To do. Copy out the lines that include the word "title".

# # # # # # #

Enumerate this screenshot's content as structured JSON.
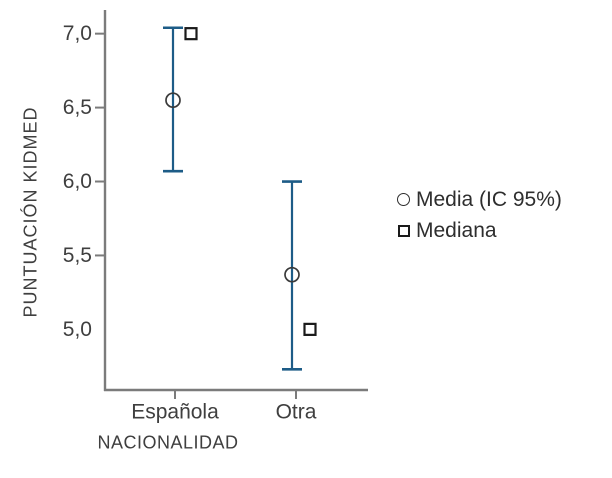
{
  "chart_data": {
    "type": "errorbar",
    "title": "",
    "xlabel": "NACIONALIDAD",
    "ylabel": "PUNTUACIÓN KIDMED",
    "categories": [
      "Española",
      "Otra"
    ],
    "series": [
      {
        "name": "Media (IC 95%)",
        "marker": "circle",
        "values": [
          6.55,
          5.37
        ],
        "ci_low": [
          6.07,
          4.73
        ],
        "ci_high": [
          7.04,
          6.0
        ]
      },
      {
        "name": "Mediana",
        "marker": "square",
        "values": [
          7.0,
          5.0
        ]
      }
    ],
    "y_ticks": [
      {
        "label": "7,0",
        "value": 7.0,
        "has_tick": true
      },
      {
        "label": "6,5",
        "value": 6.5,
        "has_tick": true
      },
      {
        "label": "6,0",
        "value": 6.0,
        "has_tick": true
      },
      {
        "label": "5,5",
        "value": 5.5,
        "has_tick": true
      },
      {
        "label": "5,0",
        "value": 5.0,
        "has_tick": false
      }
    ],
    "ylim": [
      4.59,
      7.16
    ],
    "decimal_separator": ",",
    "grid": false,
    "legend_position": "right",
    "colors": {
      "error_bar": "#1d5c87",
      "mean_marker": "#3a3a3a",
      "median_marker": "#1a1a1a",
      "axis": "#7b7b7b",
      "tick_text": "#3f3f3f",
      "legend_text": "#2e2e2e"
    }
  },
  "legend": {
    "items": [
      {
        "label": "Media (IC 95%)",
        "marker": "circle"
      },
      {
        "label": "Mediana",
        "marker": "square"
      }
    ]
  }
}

# # # # # # #

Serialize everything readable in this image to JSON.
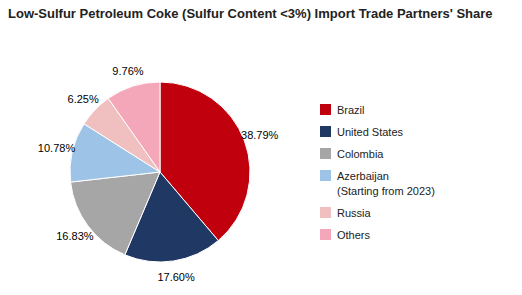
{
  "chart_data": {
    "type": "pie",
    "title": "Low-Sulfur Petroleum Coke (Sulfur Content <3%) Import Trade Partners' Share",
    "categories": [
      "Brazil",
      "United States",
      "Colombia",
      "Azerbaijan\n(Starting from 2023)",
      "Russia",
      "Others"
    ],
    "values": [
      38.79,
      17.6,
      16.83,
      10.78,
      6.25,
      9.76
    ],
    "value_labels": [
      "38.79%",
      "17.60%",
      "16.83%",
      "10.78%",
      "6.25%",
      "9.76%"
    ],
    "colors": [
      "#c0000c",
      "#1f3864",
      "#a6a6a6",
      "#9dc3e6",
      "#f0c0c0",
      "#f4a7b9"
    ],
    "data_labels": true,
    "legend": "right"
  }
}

# # # # # # #

Task result.
    "title": "",
    "title": "Low-Sulfur Petroleum Coke (Sulfur Content <3%) Import Trade Partners' Share",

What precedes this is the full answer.